Dataset entries

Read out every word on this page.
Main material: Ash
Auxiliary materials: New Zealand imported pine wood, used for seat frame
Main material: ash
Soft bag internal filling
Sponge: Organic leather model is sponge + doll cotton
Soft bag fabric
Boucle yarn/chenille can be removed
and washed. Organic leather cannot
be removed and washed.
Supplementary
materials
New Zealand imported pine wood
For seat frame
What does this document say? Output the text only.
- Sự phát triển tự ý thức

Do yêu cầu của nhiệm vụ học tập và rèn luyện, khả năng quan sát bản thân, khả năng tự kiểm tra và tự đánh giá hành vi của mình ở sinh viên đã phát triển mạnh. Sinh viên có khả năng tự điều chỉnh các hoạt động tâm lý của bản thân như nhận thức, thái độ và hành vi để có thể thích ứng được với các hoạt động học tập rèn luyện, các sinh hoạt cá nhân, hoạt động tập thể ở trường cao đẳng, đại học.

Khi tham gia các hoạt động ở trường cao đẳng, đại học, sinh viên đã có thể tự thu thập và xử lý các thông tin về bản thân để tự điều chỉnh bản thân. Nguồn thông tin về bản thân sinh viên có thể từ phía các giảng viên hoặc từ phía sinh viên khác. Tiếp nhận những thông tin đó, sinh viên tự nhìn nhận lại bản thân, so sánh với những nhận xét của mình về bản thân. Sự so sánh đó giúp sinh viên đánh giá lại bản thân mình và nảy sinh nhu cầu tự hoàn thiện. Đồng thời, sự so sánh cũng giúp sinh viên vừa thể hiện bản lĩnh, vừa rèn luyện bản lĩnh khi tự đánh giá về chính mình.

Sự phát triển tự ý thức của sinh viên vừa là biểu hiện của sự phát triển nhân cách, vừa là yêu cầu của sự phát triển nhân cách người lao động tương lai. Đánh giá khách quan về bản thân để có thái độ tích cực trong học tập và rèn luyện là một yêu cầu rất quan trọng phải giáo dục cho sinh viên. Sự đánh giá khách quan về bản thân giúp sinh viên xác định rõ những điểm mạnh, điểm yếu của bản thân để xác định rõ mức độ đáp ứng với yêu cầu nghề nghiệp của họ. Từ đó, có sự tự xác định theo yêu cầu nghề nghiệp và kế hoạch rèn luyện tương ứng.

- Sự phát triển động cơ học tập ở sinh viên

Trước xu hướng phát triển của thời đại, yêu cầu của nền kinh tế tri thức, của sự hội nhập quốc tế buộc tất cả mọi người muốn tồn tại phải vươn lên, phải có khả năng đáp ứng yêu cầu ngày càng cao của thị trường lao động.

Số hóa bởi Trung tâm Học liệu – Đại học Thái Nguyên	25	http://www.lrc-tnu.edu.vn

SET TASK
The answer must consist solely of the number of lines in the entries that contain the word "washed".

REPLY
2